■ Предоставленный отрывок:
——
Но как бы мы ни были разочарованы, давайте повернемся и серьезно взглянем на ситуацию. Преподобный Фрэнсис Беллами совсем не уверен, что он сторонник национализма своего брата. И все же вид и метод были единственными своеобразными и отличительными вещами в книге его брата. Мечты стары и обычны; но когда появилась эта книга, люди кричали: «Эврика! Мы нашли путь. Это исполнение наших мечтаний!» Теперь нам авторитетно говорят, что это не так. И мы находимся там же, где были раньше.
Люди могут страдать от смутного недовольства сколько угодно лет, при этом не делая ничего, кроме жалоб и пожеланий, чтобы им было комфортнее. Так, например, поступали фермеры. Но пока они не идут дальше, нет никакого определенного «дела», которое можно было бы поддержать или которому можно было бы противостоять. Но когда они созывают национальный съезд и составляют платформу, объявляя определенные цели и методы, тогда есть о чем говорить. Теперь человек либо за «Фермерский альянс», либо против него. Конечно, он может быть глубоко заинтересован в благополучии фермеров и все же выступать против их целей и методов, потому что не верит, что реальная помощь может прийти тем путем, который они в настоящее время предлагают. Но пока не предложен какой-либо план, вряд ли можно сказать, что существует какое-либо фермерское движение вообще.
Так и с национализмом. Он не состоит в неопределенном признании того, что промышленное состояние мира — не предел желаний, и в столь же неопределенной мечте, надежде или вере в эволюцию. Если это национализм, то, конечно, мы все националисты. У националистических клубов есть платформы, декларации принципов, заявления о целях и методах. Единственная ценность книги мистера Эдварда Беллами — помимо простого развлечения — заключалась в ясном изложении цели, которая должна быть достигнута определенными путями. Уберите эту черту, и не останется никакого национализма, о котором можно было бы даже говорить.
Поскольку существует много разных типов социализма, так, конечно, может быть много разных видов национализма. Но должен быть какой-то вид, если вопрос обсуждается разумно. Но преподобный Фрэнсис Беллами отказывается придерживаться схемы мистера Эдварда Беллами; и он не дает нам никакой другой взамен. Он говорит, что не хочет ничего, «что не было бы упорядоченным развитием»; национализм — это «только пророчество»; он «слишком отдален, чтобы его можно было точно детализировать»; «мы можем вдохновляться им», но никто еще не может сказать, захотим ли мы его или нет; его внезапное пришествие было бы «прискорбным бедствием» и т.д., и т.д.
——
■ Набор материалов:
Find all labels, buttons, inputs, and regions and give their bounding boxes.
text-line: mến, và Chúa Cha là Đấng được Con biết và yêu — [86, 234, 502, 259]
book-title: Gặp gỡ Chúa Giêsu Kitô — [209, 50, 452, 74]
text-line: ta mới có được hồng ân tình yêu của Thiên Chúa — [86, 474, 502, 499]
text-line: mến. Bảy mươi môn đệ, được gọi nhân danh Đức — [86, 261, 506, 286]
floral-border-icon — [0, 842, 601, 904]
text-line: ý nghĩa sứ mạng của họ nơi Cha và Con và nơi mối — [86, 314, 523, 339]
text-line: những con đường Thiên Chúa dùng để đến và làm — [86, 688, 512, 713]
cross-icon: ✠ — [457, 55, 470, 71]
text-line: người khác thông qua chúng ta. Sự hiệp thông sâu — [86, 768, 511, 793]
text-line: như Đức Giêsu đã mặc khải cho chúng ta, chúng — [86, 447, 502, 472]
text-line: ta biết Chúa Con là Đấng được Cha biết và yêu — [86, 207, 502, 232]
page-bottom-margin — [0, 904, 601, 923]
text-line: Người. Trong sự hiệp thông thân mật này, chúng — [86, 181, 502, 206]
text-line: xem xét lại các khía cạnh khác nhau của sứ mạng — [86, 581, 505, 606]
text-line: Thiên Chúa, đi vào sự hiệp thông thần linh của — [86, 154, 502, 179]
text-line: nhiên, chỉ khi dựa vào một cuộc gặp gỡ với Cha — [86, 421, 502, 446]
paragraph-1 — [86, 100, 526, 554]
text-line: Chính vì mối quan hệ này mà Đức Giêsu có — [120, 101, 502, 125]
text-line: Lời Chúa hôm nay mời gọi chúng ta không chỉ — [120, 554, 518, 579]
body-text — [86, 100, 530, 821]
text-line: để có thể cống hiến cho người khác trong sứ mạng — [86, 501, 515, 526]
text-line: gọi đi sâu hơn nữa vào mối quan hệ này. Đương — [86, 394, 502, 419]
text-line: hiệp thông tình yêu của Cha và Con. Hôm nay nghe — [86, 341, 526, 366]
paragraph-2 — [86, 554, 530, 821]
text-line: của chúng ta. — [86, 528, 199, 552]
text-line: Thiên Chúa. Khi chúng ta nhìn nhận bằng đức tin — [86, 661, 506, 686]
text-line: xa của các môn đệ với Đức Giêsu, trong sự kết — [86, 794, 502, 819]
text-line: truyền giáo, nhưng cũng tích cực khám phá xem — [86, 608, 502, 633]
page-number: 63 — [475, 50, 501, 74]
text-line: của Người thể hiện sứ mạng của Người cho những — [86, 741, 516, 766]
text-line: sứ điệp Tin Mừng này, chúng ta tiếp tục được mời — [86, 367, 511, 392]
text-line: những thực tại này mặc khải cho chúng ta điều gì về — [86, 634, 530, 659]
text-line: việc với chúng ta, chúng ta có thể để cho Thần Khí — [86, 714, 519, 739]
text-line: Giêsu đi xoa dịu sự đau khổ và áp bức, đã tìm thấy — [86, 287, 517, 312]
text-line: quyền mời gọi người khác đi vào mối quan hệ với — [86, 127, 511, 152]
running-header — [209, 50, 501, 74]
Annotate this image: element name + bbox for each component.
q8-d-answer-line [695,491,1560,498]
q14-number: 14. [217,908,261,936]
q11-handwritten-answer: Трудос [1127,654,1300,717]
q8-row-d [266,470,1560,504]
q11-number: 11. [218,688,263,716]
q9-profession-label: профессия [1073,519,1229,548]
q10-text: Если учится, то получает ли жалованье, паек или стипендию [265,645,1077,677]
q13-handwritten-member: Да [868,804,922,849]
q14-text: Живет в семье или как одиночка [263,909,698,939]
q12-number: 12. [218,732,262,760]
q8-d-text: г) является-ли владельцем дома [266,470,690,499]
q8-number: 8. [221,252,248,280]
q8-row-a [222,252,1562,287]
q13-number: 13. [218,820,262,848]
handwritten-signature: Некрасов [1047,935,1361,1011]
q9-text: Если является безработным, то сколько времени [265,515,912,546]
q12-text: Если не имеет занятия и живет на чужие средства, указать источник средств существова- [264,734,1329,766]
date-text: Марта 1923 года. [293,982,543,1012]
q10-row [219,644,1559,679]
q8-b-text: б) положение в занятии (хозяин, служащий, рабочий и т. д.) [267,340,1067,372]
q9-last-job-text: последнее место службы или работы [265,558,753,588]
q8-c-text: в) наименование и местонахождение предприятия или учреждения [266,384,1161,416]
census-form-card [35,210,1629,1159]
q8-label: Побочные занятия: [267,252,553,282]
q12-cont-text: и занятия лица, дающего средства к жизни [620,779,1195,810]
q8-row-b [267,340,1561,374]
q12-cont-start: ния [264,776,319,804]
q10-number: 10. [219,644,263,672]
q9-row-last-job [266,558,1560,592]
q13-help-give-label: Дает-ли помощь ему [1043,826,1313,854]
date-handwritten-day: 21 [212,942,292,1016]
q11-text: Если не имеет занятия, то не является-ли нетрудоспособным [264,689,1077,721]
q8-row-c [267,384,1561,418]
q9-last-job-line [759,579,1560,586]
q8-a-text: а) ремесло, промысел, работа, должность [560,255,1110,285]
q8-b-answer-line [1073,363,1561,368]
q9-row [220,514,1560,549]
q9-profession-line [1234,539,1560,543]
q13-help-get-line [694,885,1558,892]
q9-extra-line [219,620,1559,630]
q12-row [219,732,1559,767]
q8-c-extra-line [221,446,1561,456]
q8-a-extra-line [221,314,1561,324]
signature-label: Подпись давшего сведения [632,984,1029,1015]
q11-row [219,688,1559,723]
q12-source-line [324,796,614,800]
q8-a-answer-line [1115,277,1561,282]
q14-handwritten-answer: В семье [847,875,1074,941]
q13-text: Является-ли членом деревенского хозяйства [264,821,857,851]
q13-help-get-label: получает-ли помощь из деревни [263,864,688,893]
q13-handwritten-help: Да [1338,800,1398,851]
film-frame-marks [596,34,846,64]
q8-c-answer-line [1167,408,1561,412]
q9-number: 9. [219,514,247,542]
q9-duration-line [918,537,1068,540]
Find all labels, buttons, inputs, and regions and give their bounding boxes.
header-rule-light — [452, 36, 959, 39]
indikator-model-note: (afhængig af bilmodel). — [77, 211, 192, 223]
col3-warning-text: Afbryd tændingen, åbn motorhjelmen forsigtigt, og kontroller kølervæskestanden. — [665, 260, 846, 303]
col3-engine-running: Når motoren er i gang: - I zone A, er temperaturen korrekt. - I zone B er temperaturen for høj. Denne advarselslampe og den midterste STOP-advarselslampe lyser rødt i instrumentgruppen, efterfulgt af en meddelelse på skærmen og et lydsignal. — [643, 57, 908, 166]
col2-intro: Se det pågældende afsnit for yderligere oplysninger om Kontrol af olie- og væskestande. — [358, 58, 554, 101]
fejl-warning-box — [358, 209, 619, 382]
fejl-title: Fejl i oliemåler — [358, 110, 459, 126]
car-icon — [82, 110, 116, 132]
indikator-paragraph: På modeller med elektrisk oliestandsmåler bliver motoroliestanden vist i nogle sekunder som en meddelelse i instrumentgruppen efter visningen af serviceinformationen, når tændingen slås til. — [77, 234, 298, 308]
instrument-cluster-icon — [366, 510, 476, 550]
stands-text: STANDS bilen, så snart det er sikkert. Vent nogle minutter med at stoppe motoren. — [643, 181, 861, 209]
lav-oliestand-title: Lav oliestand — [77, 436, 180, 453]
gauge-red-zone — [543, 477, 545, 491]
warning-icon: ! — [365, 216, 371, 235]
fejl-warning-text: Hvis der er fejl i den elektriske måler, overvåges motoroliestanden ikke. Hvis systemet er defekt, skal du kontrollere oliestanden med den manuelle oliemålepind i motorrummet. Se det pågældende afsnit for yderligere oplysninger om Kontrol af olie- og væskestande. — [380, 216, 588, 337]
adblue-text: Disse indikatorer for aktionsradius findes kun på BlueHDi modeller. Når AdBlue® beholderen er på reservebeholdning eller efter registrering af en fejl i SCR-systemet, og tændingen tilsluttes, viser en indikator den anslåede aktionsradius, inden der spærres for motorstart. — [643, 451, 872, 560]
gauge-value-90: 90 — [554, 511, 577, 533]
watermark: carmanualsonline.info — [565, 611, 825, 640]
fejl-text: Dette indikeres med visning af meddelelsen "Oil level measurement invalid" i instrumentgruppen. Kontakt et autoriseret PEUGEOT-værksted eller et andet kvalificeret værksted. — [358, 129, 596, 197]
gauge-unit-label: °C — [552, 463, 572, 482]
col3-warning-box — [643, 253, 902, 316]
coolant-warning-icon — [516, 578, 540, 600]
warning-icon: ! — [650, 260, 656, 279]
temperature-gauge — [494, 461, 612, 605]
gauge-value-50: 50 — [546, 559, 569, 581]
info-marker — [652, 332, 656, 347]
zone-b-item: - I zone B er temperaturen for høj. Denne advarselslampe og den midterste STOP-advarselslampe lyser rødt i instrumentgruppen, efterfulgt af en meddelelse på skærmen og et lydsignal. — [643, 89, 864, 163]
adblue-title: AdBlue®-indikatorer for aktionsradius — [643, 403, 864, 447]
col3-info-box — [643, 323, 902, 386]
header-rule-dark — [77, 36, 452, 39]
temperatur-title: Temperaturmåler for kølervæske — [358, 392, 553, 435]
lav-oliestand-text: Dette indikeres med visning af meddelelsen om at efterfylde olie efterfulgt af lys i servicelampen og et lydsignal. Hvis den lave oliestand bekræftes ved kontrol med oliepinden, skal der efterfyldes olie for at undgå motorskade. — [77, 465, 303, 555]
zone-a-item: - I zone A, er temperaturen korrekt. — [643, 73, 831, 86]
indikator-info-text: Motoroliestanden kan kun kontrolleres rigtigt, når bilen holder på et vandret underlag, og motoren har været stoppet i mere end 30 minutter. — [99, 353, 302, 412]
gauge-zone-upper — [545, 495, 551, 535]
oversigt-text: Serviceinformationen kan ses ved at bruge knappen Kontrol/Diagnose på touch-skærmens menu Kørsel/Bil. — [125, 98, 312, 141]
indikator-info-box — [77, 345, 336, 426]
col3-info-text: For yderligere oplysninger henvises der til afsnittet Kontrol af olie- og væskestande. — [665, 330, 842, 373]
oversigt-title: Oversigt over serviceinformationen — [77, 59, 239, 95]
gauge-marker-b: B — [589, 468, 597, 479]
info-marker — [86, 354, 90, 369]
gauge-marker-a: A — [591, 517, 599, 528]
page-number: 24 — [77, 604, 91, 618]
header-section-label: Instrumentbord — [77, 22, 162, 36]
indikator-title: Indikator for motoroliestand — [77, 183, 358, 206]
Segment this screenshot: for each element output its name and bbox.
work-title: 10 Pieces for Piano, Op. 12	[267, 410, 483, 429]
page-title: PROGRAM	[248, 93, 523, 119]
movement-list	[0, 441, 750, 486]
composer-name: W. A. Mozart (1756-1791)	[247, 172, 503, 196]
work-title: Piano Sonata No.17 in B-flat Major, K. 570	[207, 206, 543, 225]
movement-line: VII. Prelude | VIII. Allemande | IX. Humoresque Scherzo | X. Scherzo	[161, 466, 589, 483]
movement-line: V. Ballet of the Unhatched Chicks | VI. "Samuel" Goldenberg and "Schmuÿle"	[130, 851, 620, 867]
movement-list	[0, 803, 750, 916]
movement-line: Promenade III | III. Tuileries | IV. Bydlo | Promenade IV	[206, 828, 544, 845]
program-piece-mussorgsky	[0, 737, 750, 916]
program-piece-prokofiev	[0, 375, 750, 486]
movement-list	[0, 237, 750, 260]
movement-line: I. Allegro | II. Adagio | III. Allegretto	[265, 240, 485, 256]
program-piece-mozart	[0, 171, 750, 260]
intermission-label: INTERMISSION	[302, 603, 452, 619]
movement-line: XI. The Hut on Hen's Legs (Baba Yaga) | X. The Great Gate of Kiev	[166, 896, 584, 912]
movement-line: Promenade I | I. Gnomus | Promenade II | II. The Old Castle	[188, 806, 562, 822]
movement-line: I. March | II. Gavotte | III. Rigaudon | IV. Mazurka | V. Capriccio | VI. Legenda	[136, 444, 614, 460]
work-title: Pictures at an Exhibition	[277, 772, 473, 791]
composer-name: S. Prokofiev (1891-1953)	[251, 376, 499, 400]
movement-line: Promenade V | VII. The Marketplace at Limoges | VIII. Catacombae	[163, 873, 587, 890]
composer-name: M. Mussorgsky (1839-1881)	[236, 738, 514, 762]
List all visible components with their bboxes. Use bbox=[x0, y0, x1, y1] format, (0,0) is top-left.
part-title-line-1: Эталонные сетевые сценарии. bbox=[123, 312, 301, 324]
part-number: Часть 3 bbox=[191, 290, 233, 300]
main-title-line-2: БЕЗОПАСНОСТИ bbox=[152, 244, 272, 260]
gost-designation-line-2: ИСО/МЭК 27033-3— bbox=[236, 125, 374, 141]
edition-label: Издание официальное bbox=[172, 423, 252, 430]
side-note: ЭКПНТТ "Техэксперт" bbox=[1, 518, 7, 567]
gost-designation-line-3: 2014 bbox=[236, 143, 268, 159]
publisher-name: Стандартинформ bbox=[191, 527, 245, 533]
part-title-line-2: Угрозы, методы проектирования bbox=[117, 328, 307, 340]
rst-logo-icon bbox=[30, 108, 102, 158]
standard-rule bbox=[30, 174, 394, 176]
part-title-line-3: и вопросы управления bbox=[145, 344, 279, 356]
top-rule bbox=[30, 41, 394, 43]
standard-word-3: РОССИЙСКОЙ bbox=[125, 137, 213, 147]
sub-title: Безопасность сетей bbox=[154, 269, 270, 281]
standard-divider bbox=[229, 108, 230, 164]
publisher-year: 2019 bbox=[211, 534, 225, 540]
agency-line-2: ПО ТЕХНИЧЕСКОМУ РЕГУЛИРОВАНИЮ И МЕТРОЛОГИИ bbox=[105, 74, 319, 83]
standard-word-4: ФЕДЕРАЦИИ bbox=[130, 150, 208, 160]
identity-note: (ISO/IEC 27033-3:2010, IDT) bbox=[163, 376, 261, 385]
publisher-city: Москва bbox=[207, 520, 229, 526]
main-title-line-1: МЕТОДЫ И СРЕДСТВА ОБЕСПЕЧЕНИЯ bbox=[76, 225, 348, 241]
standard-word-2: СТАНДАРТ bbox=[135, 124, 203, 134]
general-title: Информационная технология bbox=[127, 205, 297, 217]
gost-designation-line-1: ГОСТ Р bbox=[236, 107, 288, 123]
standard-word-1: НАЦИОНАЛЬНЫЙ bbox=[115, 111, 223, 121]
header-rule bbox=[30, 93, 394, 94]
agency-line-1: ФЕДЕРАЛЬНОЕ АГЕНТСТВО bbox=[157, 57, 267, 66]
——
■ Описание задания:
Пожалуйста, перепишите часть отрывка о национализме между словами «Но как бы мы» и «где были раньше.» включительно и обновите её: поставьте «огорчены» вместо «разочарованы».

■ Ответ на задание:
Но как бы мы ни были огорчены, давайте повернемся и серьезно взглянем на ситуацию. Преподобный Фрэнсис Беллами совсем не уверен, что он сторонник национализма своего брата. И все же вид и метод были единственными своеобразными и отличительными вещами в книге его брата. Мечты стары и обычны; но когда появилась эта книга, люди кричали: «Эврика! Мы нашли путь. Это исполнение наших мечтаний!» Теперь нам авторитетно говорят, что это не так. И мы находимся там же, где были раньше.